(Figure dataset records)
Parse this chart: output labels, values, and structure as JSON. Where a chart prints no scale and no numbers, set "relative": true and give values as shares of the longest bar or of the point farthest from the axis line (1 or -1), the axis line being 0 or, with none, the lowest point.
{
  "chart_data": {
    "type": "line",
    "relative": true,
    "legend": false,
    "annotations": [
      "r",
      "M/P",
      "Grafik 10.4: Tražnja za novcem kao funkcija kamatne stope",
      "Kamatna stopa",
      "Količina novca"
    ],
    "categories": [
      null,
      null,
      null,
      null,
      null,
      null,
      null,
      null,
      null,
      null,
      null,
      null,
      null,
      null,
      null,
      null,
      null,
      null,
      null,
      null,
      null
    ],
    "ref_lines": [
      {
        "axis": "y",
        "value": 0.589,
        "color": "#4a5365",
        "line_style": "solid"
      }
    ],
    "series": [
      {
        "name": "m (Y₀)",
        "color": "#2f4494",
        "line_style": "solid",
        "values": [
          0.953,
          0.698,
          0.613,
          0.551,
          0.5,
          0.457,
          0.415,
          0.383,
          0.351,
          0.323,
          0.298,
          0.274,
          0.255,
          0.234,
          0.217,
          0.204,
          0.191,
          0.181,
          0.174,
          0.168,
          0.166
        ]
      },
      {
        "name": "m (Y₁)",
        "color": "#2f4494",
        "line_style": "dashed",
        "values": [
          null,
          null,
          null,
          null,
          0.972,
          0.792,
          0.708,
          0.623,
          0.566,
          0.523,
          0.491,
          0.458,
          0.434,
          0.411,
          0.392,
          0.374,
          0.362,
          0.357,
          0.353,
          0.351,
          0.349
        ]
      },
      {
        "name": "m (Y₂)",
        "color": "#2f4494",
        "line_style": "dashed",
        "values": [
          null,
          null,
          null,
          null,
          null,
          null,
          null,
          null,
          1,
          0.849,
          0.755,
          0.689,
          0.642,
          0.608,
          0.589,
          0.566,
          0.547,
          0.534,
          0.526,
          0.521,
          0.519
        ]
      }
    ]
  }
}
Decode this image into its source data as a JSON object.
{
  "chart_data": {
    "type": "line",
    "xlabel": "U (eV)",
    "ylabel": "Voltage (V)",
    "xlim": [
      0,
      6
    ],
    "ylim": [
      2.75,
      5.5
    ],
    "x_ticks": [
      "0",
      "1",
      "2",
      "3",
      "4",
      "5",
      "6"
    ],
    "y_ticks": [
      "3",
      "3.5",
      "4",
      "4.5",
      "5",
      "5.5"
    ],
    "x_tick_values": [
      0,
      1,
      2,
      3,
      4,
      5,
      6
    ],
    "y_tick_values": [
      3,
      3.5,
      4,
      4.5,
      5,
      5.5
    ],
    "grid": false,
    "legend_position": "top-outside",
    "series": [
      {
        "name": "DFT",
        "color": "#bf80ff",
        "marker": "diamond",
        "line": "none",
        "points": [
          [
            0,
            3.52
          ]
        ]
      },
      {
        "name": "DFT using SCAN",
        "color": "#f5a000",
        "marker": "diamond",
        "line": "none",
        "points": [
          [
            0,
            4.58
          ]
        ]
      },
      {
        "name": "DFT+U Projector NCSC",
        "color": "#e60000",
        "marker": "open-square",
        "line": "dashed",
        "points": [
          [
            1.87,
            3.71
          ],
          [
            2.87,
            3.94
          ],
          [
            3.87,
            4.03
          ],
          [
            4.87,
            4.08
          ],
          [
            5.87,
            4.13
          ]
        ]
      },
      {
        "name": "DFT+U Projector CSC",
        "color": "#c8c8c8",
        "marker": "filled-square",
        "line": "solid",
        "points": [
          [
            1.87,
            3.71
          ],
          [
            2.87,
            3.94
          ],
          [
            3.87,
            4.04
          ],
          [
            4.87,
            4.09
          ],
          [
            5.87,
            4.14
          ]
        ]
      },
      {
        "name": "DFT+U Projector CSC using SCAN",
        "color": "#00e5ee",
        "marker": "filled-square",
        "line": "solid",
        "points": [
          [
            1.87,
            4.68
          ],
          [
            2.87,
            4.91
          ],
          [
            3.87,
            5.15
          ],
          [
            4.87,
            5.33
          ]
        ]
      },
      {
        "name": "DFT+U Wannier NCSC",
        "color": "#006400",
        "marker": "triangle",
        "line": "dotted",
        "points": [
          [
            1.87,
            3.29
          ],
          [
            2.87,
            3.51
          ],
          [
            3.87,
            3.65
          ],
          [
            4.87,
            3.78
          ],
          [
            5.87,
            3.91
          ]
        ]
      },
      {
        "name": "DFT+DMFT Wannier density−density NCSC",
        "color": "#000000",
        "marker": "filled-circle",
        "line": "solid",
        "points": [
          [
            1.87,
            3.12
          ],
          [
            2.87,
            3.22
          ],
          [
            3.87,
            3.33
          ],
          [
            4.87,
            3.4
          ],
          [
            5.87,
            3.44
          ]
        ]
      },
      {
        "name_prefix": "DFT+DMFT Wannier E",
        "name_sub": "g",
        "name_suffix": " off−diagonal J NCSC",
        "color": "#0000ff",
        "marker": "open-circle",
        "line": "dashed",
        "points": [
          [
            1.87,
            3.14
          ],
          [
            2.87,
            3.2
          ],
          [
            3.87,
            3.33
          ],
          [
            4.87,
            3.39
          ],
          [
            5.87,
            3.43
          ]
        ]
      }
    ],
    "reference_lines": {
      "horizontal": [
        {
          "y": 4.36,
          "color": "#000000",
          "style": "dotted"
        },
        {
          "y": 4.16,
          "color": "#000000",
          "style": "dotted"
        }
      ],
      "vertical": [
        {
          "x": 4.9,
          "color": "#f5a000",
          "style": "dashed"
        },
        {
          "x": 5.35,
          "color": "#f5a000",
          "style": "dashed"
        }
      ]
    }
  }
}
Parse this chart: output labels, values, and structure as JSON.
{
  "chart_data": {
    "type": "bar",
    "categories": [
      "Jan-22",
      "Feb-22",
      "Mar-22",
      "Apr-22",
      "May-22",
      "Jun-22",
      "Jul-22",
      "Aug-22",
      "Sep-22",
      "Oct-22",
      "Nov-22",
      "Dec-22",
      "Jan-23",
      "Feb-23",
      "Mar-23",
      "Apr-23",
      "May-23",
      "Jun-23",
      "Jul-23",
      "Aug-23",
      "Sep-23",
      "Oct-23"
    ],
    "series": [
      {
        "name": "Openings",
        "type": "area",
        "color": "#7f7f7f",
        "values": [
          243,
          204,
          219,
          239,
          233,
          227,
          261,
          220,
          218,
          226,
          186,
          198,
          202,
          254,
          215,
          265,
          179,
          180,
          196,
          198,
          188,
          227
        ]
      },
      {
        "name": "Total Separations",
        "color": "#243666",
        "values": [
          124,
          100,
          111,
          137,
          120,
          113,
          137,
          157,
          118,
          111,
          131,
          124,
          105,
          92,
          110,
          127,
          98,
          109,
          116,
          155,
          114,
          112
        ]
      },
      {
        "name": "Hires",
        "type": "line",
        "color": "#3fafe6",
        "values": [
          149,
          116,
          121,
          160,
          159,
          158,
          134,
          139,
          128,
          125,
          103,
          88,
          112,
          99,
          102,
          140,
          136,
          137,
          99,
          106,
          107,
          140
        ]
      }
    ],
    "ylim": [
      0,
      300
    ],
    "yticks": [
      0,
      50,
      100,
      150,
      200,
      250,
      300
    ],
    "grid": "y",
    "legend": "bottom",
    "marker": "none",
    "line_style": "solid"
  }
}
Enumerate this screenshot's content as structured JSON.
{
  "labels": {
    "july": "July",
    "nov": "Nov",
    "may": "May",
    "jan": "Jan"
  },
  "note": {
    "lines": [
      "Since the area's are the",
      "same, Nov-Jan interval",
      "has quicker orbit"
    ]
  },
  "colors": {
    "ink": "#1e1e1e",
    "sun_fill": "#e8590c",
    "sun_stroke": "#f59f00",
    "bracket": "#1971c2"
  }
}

WHAT IS BEING ASKED
Wherever "output" shows up in a line, copy that line.

WRITTEN REPLY
Parse this chart: output labels, values, and structure as JSON. Where a chart prints no scale and no numbers, set "relative": true and give values as shares of the longest bar or of the point farthest from the axis line (1 or -1), the axis line being 0 or, with none, the lowest point.
Parse this chart: output labels, values, and structure as JSON.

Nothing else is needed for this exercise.